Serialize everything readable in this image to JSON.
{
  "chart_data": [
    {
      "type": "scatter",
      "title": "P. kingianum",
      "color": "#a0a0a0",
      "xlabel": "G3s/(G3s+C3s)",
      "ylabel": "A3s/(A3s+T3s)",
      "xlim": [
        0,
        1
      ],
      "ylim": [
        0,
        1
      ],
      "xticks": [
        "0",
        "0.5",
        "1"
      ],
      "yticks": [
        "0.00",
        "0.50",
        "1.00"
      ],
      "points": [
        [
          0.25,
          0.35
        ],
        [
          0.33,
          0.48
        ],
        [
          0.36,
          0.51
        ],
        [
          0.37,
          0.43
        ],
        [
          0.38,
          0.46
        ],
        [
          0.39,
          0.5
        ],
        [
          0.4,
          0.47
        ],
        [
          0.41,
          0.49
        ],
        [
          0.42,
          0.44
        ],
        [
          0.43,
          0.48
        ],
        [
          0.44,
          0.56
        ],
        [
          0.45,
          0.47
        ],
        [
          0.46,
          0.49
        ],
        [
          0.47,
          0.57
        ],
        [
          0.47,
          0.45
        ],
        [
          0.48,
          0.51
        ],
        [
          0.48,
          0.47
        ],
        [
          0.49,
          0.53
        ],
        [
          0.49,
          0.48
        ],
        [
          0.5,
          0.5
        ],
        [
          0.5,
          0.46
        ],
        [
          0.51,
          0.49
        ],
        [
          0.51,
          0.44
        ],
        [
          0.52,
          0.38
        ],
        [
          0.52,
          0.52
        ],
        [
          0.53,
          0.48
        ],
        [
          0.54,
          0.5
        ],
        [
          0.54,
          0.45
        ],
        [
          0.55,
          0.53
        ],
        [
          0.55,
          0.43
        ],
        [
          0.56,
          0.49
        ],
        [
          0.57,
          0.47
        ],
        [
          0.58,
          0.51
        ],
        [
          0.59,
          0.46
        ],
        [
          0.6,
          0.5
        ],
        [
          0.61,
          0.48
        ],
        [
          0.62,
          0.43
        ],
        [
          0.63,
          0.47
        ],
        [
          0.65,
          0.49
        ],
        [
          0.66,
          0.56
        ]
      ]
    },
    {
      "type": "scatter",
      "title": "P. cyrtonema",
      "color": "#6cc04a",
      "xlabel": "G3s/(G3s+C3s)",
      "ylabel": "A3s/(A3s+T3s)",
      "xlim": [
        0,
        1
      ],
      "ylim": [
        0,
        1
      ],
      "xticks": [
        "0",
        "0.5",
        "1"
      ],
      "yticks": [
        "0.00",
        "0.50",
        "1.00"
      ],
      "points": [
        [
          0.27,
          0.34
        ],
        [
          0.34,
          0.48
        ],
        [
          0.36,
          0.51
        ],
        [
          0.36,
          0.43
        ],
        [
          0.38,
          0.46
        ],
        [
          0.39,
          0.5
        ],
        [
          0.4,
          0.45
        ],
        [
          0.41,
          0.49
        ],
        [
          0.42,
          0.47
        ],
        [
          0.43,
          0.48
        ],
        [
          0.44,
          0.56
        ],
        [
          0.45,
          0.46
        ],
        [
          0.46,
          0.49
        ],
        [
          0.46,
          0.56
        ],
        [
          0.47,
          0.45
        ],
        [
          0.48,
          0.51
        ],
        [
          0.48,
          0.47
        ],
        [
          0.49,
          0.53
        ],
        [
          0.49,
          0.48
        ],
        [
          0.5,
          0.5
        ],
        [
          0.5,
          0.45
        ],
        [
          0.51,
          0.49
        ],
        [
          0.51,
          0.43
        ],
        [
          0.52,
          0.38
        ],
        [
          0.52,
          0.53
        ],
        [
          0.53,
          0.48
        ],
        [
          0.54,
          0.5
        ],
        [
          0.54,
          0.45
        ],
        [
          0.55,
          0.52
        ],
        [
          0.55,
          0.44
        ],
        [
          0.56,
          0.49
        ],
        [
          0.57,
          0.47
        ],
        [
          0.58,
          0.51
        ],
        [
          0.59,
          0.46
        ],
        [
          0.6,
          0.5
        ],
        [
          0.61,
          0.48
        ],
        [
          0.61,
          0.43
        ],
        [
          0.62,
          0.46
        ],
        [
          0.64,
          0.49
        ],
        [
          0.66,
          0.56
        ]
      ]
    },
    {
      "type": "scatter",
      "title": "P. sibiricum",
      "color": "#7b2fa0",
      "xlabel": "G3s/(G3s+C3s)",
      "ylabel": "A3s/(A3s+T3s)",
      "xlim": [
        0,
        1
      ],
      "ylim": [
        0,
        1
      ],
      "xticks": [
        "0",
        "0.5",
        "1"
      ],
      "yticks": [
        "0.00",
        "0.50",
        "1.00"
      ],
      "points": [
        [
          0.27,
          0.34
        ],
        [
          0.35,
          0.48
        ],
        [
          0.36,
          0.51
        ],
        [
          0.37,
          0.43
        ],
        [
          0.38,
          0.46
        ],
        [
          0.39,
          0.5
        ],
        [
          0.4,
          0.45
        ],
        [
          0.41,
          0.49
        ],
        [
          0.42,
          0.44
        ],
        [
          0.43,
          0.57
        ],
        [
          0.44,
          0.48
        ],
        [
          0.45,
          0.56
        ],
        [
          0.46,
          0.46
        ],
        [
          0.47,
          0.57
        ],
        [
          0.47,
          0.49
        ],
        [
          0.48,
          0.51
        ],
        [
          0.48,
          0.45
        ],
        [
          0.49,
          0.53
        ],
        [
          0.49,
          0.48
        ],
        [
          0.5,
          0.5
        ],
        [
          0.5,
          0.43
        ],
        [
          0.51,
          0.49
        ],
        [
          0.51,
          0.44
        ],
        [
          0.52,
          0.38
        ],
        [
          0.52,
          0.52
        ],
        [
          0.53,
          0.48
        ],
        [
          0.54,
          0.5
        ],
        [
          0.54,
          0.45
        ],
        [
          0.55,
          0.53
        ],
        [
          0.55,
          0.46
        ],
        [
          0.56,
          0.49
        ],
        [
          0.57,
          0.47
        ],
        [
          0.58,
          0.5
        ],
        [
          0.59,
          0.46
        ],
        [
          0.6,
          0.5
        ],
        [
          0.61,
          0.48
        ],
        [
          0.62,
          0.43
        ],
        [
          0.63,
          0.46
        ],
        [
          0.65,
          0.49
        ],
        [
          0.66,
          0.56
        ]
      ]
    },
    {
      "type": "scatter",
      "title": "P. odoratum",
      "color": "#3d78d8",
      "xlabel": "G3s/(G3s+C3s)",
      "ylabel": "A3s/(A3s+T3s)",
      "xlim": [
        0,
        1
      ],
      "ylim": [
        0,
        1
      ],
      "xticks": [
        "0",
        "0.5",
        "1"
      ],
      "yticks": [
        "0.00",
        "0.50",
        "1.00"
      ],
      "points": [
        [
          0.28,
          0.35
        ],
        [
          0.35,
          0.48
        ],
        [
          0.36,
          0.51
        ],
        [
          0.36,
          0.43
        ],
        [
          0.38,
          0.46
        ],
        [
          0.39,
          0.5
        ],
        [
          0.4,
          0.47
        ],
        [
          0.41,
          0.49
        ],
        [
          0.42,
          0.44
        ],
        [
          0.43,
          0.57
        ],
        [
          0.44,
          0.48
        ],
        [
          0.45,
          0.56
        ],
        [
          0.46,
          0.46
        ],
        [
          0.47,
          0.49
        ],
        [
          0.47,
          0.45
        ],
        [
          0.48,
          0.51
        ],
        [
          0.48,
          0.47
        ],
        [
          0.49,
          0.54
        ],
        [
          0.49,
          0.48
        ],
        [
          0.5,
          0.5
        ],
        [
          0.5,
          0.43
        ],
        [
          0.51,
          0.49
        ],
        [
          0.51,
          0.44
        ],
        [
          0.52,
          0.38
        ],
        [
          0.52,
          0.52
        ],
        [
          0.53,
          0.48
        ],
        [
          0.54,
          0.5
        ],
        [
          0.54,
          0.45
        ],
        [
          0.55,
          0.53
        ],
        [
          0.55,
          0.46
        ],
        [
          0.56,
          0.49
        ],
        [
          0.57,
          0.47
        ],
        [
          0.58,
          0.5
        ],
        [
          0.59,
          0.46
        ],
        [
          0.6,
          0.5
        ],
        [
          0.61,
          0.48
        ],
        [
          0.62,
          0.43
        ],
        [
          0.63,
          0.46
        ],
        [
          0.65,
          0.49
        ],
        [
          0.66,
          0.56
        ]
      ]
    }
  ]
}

------------------------------------------------------------------------

| Task directions |
Find the lines above holding the word "title" and show them.

| Reply to the exercise |
      "title": "P. kingianum",
      "title": "P. cyrtonema",
      "title": "P. sibiricum",
      "title": "P. odoratum",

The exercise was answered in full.